SOURCE TEXT:
__________________________________________________

Metamath Proof Explorer

Theorem dff14i

Description: A one-to-one function maps different arguments onto different values. Implication of the alternate definition dff14a . (Contributed by AV, 30-Oct-2025)

		Ref	Expression
	Assertion	dff14i	\|- ( ( F : A -1-1-> B /\ ( X e. A /\ Y e. A /\ X =/= Y ) ) -> ( F ` X ) =/= ( F ` Y ) )

Proof

Step	Hyp	Ref	Expression
1		f1veqaeq	\|- ( ( F : A -1-1-> B /\ ( X e. A /\ Y e. A ) ) -> ( ( F ` X ) = ( F ` Y ) -> X = Y ) )
2	1	necon3d	\|- ( ( F : A -1-1-> B /\ ( X e. A /\ Y e. A ) ) -> ( X =/= Y -> ( F ` X ) =/= ( F ` Y ) ) )
3	2	exp32	\|- ( F : A -1-1-> B -> ( X e. A -> ( Y e. A -> ( X =/= Y -> ( F ` X ) =/= ( F ` Y ) ) ) ) )
4	3	3imp2	\|- ( ( F : A -1-1-> B /\ ( X e. A /\ Y e. A /\ X =/= Y ) ) -> ( F ` X ) =/= ( F ` Y ) )

__________________________________________________

DATASET EXTRACT:
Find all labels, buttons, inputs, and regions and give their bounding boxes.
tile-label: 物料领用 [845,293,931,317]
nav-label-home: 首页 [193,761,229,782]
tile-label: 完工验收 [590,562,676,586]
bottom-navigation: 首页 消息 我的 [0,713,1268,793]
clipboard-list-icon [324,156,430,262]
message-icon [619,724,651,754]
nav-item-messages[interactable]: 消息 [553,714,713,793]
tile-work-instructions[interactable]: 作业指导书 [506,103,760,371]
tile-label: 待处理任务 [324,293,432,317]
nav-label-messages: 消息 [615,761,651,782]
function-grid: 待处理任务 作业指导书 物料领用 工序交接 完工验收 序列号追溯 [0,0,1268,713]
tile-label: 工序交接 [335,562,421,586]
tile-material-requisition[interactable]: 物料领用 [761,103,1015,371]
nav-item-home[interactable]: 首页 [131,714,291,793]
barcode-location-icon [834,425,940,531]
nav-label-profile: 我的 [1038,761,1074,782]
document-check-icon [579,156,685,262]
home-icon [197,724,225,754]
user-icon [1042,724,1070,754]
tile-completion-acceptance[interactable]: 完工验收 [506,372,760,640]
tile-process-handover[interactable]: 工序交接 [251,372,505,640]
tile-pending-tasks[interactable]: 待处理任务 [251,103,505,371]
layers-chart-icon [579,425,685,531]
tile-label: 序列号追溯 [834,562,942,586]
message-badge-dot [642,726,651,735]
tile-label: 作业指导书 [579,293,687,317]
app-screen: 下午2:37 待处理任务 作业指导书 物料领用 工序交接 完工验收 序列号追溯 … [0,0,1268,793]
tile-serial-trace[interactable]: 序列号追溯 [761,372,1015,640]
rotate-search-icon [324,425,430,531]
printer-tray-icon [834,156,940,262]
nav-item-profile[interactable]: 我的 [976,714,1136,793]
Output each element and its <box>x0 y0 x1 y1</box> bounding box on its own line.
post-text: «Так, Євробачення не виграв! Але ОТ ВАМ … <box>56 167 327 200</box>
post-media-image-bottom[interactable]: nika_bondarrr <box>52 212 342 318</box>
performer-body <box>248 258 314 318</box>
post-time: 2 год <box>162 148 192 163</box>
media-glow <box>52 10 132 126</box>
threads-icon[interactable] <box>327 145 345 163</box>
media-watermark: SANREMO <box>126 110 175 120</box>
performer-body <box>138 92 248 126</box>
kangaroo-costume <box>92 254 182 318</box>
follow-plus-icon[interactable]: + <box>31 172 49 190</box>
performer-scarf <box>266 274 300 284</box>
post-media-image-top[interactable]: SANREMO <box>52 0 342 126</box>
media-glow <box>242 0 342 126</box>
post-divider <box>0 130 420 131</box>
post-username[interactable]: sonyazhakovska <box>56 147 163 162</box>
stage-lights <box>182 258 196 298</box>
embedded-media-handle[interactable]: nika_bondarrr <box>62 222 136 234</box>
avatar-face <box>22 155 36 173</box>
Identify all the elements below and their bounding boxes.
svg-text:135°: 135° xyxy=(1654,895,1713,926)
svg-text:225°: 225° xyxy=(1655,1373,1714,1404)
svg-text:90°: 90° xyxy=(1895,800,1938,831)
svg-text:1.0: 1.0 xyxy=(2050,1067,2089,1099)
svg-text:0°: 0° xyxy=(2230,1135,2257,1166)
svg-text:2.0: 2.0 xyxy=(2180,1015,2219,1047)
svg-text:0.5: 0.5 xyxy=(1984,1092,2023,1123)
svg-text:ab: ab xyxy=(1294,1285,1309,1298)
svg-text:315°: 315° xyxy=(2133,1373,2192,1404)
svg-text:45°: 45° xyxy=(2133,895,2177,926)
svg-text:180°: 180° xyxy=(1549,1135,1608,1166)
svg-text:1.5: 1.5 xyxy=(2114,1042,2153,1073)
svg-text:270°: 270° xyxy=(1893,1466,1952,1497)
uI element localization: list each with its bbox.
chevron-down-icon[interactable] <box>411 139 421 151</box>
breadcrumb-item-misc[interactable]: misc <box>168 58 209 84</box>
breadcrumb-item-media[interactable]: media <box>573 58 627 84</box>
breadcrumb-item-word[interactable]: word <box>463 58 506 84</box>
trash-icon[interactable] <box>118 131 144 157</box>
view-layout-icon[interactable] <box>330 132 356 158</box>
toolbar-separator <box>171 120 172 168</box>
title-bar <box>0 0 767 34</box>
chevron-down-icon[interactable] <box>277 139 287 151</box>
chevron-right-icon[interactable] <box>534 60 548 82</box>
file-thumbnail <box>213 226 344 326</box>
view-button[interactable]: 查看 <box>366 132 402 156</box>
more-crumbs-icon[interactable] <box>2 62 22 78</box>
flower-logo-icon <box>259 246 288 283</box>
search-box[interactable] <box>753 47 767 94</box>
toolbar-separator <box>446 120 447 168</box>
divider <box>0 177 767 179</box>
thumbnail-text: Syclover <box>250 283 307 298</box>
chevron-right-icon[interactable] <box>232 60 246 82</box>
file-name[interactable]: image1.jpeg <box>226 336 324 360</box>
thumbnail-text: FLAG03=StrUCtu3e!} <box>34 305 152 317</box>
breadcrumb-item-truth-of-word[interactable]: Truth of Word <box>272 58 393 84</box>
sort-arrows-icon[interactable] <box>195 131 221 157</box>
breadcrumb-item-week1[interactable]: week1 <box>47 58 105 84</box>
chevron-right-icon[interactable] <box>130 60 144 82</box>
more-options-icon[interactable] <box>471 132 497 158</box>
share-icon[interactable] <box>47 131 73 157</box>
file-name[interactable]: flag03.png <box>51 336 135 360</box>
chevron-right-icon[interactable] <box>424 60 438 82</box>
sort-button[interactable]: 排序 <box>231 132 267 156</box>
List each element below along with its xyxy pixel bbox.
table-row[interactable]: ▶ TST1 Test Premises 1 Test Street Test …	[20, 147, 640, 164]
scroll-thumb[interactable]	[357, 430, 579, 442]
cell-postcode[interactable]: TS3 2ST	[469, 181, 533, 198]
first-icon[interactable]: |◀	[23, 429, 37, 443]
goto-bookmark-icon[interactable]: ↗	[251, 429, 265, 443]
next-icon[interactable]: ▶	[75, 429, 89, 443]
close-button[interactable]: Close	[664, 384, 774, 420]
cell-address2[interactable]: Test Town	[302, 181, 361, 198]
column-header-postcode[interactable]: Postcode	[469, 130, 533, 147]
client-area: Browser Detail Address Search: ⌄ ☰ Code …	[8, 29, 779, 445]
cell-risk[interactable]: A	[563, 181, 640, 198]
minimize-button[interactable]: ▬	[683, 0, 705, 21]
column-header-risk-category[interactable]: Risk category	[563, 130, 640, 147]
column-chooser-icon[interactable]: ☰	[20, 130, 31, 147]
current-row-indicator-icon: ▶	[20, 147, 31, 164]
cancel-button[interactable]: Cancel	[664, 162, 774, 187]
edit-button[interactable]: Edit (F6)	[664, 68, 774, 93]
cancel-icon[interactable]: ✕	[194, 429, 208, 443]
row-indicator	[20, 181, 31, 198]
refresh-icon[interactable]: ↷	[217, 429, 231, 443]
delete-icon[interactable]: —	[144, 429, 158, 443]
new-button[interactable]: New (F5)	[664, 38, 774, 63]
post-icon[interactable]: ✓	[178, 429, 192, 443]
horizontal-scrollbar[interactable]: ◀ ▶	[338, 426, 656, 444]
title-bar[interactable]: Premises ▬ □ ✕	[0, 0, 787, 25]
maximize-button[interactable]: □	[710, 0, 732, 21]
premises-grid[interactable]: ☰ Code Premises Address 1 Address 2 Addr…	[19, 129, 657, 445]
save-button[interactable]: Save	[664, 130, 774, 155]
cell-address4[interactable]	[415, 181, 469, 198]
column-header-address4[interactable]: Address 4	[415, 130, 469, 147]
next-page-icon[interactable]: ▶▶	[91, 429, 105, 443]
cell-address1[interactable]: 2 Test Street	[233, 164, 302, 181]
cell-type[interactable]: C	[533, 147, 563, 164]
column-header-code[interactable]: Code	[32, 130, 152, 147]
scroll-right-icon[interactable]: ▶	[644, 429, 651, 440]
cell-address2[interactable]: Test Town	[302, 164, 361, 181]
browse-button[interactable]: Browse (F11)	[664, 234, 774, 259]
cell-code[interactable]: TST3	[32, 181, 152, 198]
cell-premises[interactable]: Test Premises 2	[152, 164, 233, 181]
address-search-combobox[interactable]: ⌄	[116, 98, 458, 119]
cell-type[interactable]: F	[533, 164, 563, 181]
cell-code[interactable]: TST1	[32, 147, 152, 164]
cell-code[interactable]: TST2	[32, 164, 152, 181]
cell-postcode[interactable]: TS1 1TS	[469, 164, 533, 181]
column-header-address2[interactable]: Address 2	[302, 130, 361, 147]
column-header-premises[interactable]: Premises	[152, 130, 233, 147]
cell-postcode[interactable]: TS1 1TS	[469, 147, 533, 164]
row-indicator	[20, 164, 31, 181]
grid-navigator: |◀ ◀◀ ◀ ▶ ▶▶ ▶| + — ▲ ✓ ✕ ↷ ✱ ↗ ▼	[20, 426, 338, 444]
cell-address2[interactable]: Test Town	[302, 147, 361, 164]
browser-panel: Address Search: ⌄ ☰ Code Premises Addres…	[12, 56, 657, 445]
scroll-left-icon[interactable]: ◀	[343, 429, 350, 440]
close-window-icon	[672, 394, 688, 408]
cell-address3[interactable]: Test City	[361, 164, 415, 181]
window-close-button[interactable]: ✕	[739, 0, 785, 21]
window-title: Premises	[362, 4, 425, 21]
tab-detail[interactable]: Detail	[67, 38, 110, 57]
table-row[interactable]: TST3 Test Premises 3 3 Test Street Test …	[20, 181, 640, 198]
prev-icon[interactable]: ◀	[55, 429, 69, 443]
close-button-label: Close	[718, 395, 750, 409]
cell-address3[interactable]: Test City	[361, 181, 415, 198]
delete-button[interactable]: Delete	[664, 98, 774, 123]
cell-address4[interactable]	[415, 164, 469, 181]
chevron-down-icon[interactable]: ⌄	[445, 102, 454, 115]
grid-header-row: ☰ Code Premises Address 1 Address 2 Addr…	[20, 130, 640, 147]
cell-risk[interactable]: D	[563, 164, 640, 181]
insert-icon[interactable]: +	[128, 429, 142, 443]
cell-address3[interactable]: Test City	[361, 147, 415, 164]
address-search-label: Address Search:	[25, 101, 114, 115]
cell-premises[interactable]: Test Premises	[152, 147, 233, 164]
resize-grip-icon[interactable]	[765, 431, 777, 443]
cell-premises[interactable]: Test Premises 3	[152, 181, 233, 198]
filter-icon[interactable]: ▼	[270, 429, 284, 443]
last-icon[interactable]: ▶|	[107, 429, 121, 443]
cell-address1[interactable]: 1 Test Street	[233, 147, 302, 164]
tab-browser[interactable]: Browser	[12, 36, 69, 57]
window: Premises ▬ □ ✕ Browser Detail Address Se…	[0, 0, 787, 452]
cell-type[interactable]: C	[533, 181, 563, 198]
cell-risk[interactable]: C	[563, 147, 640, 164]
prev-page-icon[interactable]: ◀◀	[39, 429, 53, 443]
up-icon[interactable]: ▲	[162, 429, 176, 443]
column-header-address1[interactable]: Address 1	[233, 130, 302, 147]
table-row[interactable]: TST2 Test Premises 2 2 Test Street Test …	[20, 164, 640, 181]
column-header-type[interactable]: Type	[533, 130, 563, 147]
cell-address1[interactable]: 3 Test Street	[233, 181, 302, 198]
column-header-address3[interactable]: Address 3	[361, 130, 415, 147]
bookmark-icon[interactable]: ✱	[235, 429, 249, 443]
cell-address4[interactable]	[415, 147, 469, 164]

__________________________________________________

WORK TO DO:
- a) Summarize the dff14i theorem page in two sentences.
- b) Output the part of the dff14i theorem page that begins at the words "Description: A one-to-one" and stops after "by AV, 30-Oct-2025)", copied verbatim.

ANSWERS PROVIDED:
- a) Theorem dff14i states that a one-to-one function maps different arguments onto different values, as an implication of the alternate definition dff14a. Its four-step proof begins with f1veqaeq and then applies necon3d, exp32 and 3imp2 to reach the assertion.

- b)
Description: A one-to-one function maps different arguments onto different values. Implication of the alternate definition dff14a . (Contributed by AV, 30-Oct-2025)